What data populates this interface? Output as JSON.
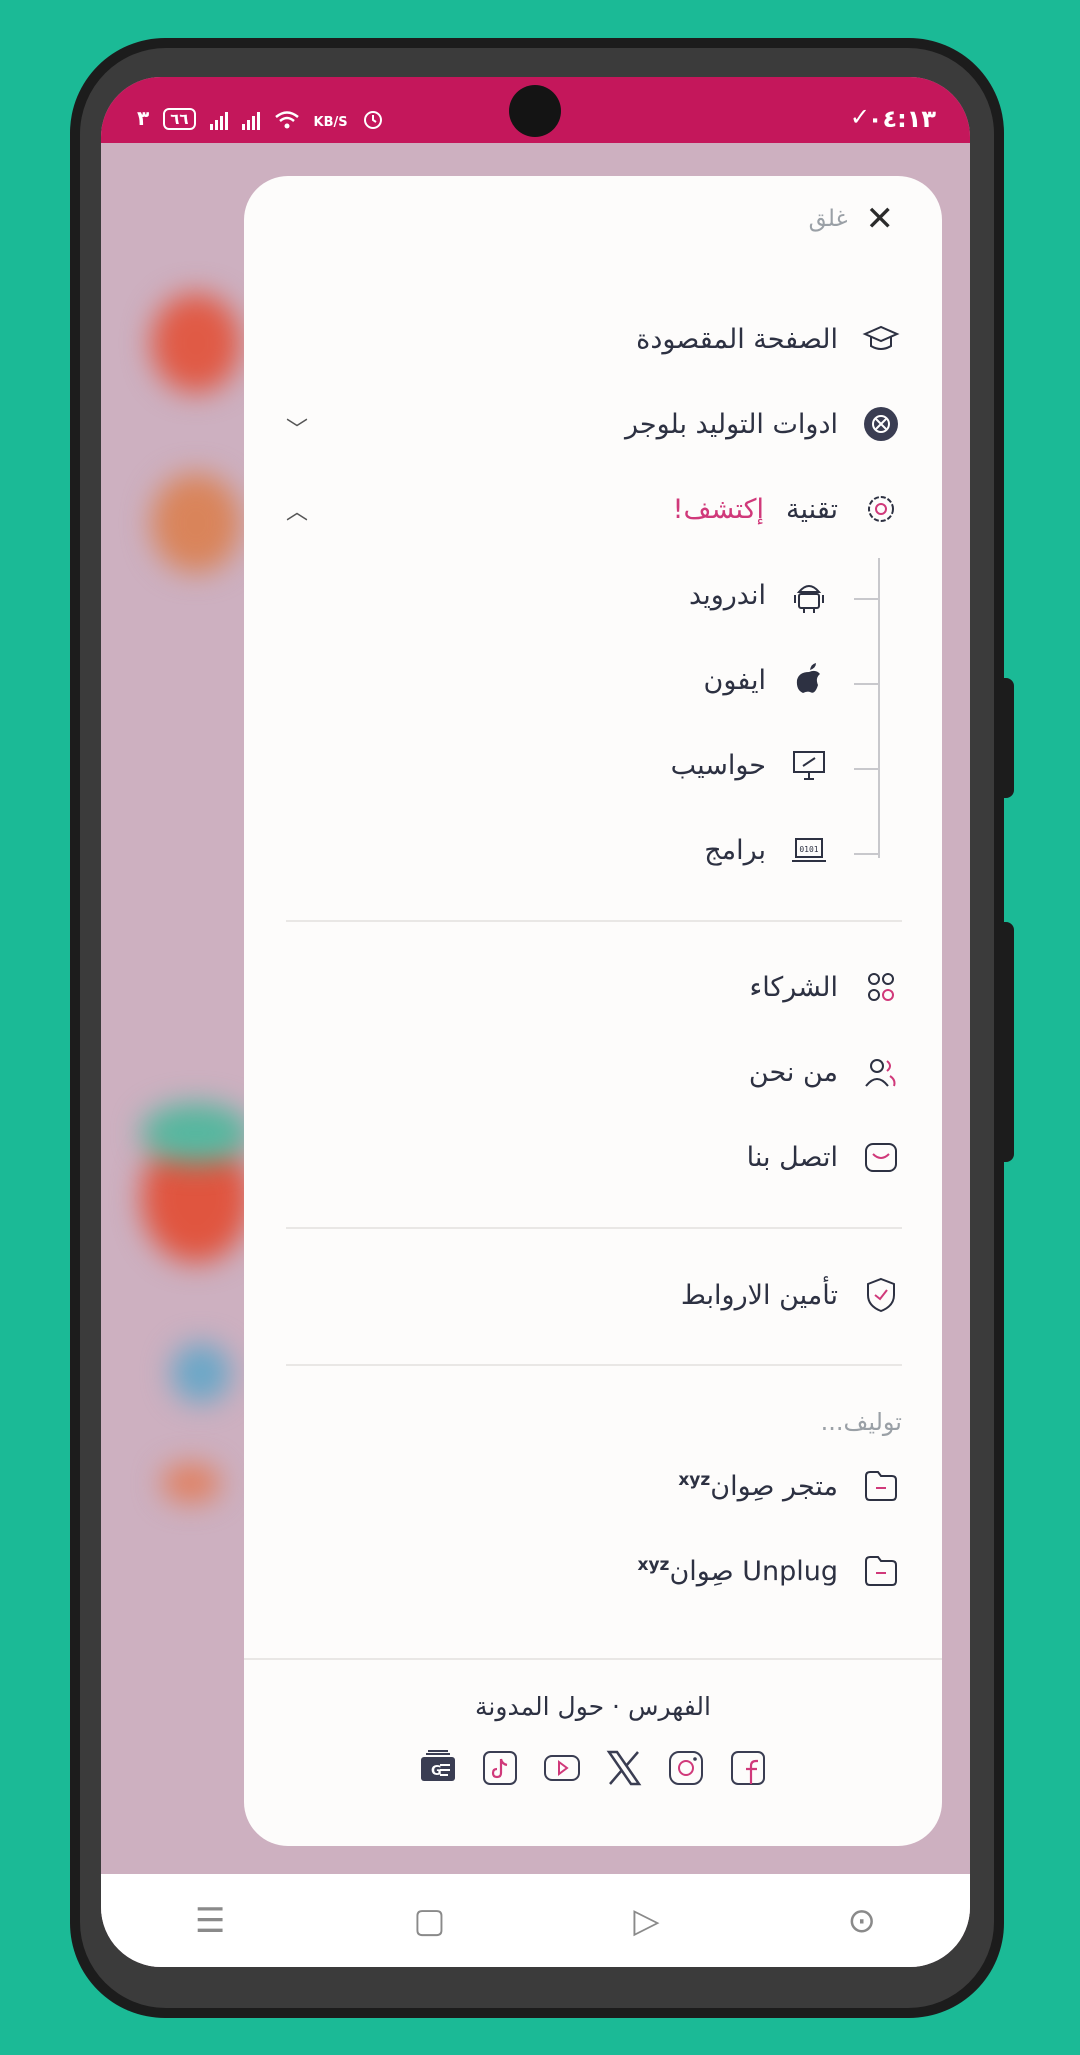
{
  "status_bar": {
    "time": "٠٤:١٣",
    "battery": "٦٦",
    "network_speed": "KB/S"
  },
  "menu": {
    "close_label": "غلق",
    "items_main": [
      {
        "label": "الصفحة المقصودة",
        "icon": "graduation-cap-icon"
      },
      {
        "label": "ادوات التوليد بلوجر",
        "icon": "tools-gear-icon"
      },
      {
        "label": "تقنية",
        "accent": "إكتشف!",
        "icon": "gear-icon"
      }
    ],
    "tech_sub": [
      {
        "label": "اندرويد",
        "icon": "android-icon"
      },
      {
        "label": "ايفون",
        "icon": "apple-icon"
      },
      {
        "label": "حواسيب",
        "icon": "monitor-icon"
      },
      {
        "label": "برامج",
        "icon": "laptop-code-icon"
      }
    ],
    "items_about": [
      {
        "label": "الشركاء",
        "icon": "partners-icon"
      },
      {
        "label": "من نحن",
        "icon": "users-icon"
      },
      {
        "label": "اتصل بنا",
        "icon": "mail-icon"
      }
    ],
    "security_item": {
      "label": "تأمين الاروابط",
      "icon": "shield-check-icon"
    },
    "section_label": "توليف...",
    "shops": [
      {
        "label": "متجر صِوان",
        "sup": "xyz",
        "icon": "folder-icon"
      },
      {
        "label": "Unplug صِوان",
        "sup": "xyz",
        "icon": "folder-icon"
      }
    ],
    "footer_links": {
      "index": "الفهرس",
      "separator": "·",
      "about": "حول المدونة"
    },
    "socials": [
      "facebook-icon",
      "instagram-icon",
      "x-icon",
      "youtube-icon",
      "tiktok-icon",
      "google-news-icon"
    ]
  },
  "colors": {
    "accent": "#d0397a",
    "status_bar": "#c4175b",
    "background": "#1bba96"
  }
}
* * * * *
## WHAT THE EXERCISE ASKS
Working from the lines above, reproduce the material exactly and exclude its pictures.

## RESPONSE TO THE TASK
What data populates this interface? Output as JSON.
{
  "status_bar": {
    "time": "٠٤:١٣",
    "battery": "٦٦",
    "network_speed": "KB/S"
  },
  "menu": {
    "close_label": "غلق",
    "items_main": [
      {
        "label": "الصفحة المقصودة",
        "icon": "graduation-cap-icon"
      },
      {
        "label": "ادوات التوليد بلوجر",
        "icon": "tools-gear-icon"
      },
      {
        "label": "تقنية",
        "accent": "إكتشف!",
        "icon": "gear-icon"
      }
    ],
    "tech_sub": [
      {
        "label": "اندرويد",
        "icon": "android-icon"
      },
      {
        "label": "ايفون",
        "icon": "apple-icon"
      },
      {
        "label": "حواسيب",
        "icon": "monitor-icon"
      },
      {
        "label": "برامج",
        "icon": "laptop-code-icon"
      }
    ],
    "items_about": [
      {
        "label": "الشركاء",
        "icon": "partners-icon"
      },
      {
        "label": "من نحن",
        "icon": "users-icon"
      },
      {
        "label": "اتصل بنا",
        "icon": "mail-icon"
      }
    ],
    "security_item": {
      "label": "تأمين الاروابط",
      "icon": "shield-check-icon"
    },
    "section_label": "توليف...",
    "shops": [
      {
        "label": "متجر صِوان",
        "sup": "xyz",
        "icon": "folder-icon"
      },
      {
        "label": "Unplug صِوان",
        "sup": "xyz",
        "icon": "folder-icon"
      }
    ],
    "footer_links": {
      "index": "الفهرس",
      "separator": "·",
      "about": "حول المدونة"
    },
    "socials": [
      "facebook-icon",
      "instagram-icon",
      "x-icon",
      "youtube-icon",
      "tiktok-icon",
      "google-news-icon"
    ]
  },
  "colors": {
    "accent": "#d0397a",
    "status_bar": "#c4175b",
    "background": "#1bba96"
  }
}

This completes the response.